◆ **Task requirements**
In the listing that follows, how many lines contain "label"? Give the number only.

◆ **Rows from a figure dataset**
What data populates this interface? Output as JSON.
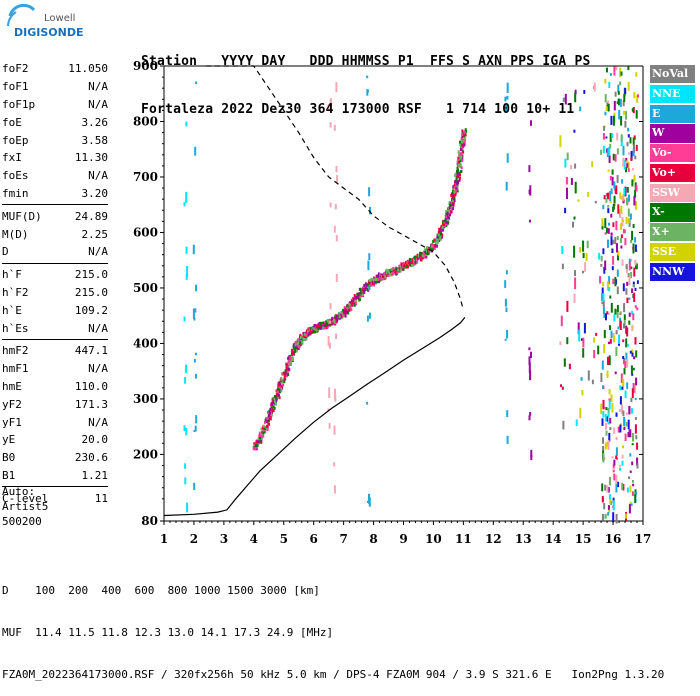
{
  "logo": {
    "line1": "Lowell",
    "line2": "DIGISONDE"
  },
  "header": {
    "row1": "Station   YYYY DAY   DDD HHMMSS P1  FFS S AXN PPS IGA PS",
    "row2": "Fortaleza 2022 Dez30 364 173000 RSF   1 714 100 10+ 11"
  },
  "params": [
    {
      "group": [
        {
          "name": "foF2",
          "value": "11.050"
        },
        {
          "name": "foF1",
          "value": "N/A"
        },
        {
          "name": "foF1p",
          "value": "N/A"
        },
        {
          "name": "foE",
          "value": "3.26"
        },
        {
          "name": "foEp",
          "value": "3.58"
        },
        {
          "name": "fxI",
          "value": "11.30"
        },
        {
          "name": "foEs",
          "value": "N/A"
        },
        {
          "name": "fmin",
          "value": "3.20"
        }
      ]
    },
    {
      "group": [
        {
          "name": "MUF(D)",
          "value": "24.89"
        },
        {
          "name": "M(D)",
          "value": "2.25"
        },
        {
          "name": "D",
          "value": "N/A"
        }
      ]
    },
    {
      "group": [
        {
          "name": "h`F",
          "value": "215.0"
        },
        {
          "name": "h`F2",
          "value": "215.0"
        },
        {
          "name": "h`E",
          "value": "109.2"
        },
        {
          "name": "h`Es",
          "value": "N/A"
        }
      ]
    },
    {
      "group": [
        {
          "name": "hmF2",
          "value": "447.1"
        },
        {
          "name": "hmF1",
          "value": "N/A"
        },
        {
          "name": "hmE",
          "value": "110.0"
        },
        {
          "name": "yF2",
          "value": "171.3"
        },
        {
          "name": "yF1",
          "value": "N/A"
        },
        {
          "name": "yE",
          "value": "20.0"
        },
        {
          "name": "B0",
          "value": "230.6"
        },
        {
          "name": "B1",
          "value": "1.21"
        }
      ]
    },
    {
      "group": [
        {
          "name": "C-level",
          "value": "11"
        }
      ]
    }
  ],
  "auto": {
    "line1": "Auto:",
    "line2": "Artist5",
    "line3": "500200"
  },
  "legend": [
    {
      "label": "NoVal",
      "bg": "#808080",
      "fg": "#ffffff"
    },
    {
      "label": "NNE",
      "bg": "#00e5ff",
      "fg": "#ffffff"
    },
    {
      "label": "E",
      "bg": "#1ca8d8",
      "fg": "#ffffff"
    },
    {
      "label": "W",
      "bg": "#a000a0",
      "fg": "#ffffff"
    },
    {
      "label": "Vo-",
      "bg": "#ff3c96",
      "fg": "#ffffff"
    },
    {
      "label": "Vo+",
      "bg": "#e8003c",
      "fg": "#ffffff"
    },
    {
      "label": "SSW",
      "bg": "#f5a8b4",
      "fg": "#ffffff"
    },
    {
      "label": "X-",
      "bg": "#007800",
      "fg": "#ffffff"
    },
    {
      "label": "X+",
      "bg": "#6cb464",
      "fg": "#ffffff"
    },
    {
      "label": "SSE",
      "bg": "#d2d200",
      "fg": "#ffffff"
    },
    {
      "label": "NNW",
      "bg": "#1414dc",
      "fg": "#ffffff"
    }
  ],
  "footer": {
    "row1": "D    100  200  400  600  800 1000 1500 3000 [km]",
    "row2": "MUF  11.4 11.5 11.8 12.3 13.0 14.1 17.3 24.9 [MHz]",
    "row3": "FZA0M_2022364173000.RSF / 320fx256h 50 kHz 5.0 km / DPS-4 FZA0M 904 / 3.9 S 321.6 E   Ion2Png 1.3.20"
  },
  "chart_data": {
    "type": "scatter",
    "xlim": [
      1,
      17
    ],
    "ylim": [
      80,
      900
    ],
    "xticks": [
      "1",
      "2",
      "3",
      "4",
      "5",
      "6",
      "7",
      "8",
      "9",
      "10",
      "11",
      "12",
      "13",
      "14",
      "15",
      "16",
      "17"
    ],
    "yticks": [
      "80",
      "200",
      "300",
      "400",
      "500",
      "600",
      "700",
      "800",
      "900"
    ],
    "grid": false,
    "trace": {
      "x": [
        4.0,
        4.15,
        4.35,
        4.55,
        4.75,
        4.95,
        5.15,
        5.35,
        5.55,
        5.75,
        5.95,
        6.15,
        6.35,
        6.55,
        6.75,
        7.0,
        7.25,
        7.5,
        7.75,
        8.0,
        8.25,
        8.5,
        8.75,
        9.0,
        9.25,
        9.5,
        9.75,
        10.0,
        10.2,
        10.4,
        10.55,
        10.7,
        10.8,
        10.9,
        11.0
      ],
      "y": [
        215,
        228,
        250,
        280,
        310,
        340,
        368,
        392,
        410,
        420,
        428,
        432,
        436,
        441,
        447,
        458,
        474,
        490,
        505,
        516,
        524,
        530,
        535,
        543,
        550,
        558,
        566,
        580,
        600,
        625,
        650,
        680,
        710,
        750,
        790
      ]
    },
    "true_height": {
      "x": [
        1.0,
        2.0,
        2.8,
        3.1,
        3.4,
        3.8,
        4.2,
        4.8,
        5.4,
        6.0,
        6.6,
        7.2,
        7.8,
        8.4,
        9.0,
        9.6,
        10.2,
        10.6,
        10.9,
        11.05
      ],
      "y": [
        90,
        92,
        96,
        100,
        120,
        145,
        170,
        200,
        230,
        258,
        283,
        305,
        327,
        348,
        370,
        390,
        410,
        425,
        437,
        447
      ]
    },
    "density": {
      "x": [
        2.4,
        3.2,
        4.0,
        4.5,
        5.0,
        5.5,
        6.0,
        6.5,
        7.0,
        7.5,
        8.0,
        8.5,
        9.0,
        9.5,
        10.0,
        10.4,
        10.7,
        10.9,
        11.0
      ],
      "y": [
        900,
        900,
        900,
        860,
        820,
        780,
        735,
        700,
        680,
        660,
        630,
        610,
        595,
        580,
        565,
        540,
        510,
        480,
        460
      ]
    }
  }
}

◆ **Output**
11